→ Exercise:
Report the number of lines where the string "mention" occurs, and write nothing else.

→ Supplied information:
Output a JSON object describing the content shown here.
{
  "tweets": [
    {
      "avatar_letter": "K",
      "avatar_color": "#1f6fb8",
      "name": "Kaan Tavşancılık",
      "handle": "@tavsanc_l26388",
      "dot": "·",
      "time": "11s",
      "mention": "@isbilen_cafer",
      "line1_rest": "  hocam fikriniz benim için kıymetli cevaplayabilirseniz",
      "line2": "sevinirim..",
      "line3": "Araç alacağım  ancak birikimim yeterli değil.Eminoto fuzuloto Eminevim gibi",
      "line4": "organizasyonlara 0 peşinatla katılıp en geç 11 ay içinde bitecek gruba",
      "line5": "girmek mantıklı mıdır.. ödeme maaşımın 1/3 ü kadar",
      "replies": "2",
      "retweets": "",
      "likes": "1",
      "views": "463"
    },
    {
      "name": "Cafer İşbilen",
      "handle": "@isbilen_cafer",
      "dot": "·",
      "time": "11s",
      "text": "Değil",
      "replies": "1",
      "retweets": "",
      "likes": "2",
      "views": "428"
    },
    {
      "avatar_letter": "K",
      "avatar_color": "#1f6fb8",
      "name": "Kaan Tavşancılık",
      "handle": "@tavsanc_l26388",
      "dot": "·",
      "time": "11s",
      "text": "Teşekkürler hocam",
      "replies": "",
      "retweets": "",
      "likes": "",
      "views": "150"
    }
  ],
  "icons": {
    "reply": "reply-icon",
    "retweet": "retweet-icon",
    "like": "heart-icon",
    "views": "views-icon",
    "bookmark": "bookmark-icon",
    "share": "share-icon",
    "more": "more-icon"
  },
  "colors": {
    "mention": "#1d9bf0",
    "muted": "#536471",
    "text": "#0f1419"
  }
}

→ Result below:
2